EXERCISE PROMPT
From the listing that follows, extract every line and set it down unaltered.

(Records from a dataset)
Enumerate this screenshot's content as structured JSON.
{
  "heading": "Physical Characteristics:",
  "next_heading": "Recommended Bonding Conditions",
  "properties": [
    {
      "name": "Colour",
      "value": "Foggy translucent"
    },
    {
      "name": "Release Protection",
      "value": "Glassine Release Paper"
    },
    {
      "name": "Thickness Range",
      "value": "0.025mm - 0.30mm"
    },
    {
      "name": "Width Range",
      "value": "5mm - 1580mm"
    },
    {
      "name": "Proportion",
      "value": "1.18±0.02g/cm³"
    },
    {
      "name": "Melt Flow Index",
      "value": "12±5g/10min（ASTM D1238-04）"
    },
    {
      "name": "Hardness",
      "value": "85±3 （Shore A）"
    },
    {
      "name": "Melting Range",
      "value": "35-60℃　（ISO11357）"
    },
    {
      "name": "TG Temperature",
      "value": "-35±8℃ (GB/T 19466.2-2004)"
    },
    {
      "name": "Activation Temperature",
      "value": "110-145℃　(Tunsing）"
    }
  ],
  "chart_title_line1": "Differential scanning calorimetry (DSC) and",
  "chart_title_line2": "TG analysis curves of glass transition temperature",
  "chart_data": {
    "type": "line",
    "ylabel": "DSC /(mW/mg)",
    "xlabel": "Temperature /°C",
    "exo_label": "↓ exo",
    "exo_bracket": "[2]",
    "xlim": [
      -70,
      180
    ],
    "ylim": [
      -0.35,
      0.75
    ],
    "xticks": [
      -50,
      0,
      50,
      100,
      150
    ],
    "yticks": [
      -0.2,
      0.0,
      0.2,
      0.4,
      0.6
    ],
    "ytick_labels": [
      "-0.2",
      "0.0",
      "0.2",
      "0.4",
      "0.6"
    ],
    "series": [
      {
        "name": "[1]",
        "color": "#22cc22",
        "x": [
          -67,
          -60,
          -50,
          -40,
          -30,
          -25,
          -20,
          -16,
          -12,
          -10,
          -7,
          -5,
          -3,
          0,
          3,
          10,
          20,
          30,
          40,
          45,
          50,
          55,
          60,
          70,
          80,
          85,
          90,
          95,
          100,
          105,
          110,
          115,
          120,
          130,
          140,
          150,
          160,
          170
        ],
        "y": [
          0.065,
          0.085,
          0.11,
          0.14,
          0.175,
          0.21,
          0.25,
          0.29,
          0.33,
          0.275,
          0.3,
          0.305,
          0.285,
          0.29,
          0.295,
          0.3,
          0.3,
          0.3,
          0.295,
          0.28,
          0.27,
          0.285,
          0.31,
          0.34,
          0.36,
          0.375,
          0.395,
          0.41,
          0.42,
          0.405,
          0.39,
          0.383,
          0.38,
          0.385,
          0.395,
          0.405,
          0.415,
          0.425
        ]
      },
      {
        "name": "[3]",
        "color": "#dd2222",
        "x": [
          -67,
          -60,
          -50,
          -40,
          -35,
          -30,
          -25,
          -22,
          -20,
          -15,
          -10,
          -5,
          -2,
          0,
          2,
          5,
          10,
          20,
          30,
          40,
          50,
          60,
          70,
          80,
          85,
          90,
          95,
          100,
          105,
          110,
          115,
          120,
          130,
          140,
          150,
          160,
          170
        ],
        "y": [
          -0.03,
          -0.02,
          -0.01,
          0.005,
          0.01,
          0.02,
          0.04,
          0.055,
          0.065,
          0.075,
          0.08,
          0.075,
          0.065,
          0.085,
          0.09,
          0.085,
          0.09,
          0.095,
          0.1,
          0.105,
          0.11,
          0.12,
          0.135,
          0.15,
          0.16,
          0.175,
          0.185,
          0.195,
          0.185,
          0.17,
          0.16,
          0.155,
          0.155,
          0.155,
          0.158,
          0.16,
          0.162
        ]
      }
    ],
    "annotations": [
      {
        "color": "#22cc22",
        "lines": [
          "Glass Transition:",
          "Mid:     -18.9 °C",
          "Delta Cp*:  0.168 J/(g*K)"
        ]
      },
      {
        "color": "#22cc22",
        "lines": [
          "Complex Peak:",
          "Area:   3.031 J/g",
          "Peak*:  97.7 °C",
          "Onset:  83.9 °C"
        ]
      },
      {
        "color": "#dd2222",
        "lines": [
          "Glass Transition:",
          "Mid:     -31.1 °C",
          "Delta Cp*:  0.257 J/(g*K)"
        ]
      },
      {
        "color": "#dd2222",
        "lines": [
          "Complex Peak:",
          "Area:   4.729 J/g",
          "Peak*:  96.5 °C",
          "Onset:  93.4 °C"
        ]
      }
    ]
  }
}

THE ANSWER
Enumerate this screenshot's content as structured JSON.
{
  "heading": "Physical Characteristics:",
  "next_heading": "Recommended Bonding Conditions",
  "properties": [
    {
      "name": "Colour",
      "value": "Foggy translucent"
    },
    {
      "name": "Release Protection",
      "value": "Glassine Release Paper"
    },
    {
      "name": "Thickness Range",
      "value": "0.025mm - 0.30mm"
    },
    {
      "name": "Width Range",
      "value": "5mm - 1580mm"
    },
    {
      "name": "Proportion",
      "value": "1.18±0.02g/cm³"
    },
    {
      "name": "Melt Flow Index",
      "value": "12±5g/10min（ASTM D1238-04）"
    },
    {
      "name": "Hardness",
      "value": "85±3 （Shore A）"
    },
    {
      "name": "Melting Range",
      "value": "35-60℃　（ISO11357）"
    },
    {
      "name": "TG Temperature",
      "value": "-35±8℃ (GB/T 19466.2-2004)"
    },
    {
      "name": "Activation Temperature",
      "value": "110-145℃　(Tunsing）"
    }
  ],
  "chart_title_line1": "Differential scanning calorimetry (DSC) and",
  "chart_title_line2": "TG analysis curves of glass transition temperature",
  "chart_data": {
    "type": "line",
    "ylabel": "DSC /(mW/mg)",
    "xlabel": "Temperature /°C",
    "exo_label": "↓ exo",
    "exo_bracket": "[2]",
    "xlim": [
      -70,
      180
    ],
    "ylim": [
      -0.35,
      0.75
    ],
    "xticks": [
      -50,
      0,
      50,
      100,
      150
    ],
    "yticks": [
      -0.2,
      0.0,
      0.2,
      0.4,
      0.6
    ],
    "ytick_labels": [
      "-0.2",
      "0.0",
      "0.2",
      "0.4",
      "0.6"
    ],
    "series": [
      {
        "name": "[1]",
        "color": "#22cc22",
        "x": [
          -67,
          -60,
          -50,
          -40,
          -30,
          -25,
          -20,
          -16,
          -12,
          -10,
          -7,
          -5,
          -3,
          0,
          3,
          10,
          20,
          30,
          40,
          45,
          50,
          55,
          60,
          70,
          80,
          85,
          90,
          95,
          100,
          105,
          110,
          115,
          120,
          130,
          140,
          150,
          160,
          170
        ],
        "y": [
          0.065,
          0.085,
          0.11,
          0.14,
          0.175,
          0.21,
          0.25,
          0.29,
          0.33,
          0.275,
          0.3,
          0.305,
          0.285,
          0.29,
          0.295,
          0.3,
          0.3,
          0.3,
          0.295,
          0.28,
          0.27,
          0.285,
          0.31,
          0.34,
          0.36,
          0.375,
          0.395,
          0.41,
          0.42,
          0.405,
          0.39,
          0.383,
          0.38,
          0.385,
          0.395,
          0.405,
          0.415,
          0.425
        ]
      },
      {
        "name": "[3]",
        "color": "#dd2222",
        "x": [
          -67,
          -60,
          -50,
          -40,
          -35,
          -30,
          -25,
          -22,
          -20,
          -15,
          -10,
          -5,
          -2,
          0,
          2,
          5,
          10,
          20,
          30,
          40,
          50,
          60,
          70,
          80,
          85,
          90,
          95,
          100,
          105,
          110,
          115,
          120,
          130,
          140,
          150,
          160,
          170
        ],
        "y": [
          -0.03,
          -0.02,
          -0.01,
          0.005,
          0.01,
          0.02,
          0.04,
          0.055,
          0.065,
          0.075,
          0.08,
          0.075,
          0.065,
          0.085,
          0.09,
          0.085,
          0.09,
          0.095,
          0.1,
          0.105,
          0.11,
          0.12,
          0.135,
          0.15,
          0.16,
          0.175,
          0.185,
          0.195,
          0.185,
          0.17,
          0.16,
          0.155,
          0.155,
          0.155,
          0.158,
          0.16,
          0.162
        ]
      }
    ],
    "annotations": [
      {
        "color": "#22cc22",
        "lines": [
          "Glass Transition:",
          "Mid:     -18.9 °C",
          "Delta Cp*:  0.168 J/(g*K)"
        ]
      },
      {
        "color": "#22cc22",
        "lines": [
          "Complex Peak:",
          "Area:   3.031 J/g",
          "Peak*:  97.7 °C",
          "Onset:  83.9 °C"
        ]
      },
      {
        "color": "#dd2222",
        "lines": [
          "Glass Transition:",
          "Mid:     -31.1 °C",
          "Delta Cp*:  0.257 J/(g*K)"
        ]
      },
      {
        "color": "#dd2222",
        "lines": [
          "Complex Peak:",
          "Area:   4.729 J/g",
          "Peak*:  96.5 °C",
          "Onset:  93.4 °C"
        ]
      }
    ]
  }
}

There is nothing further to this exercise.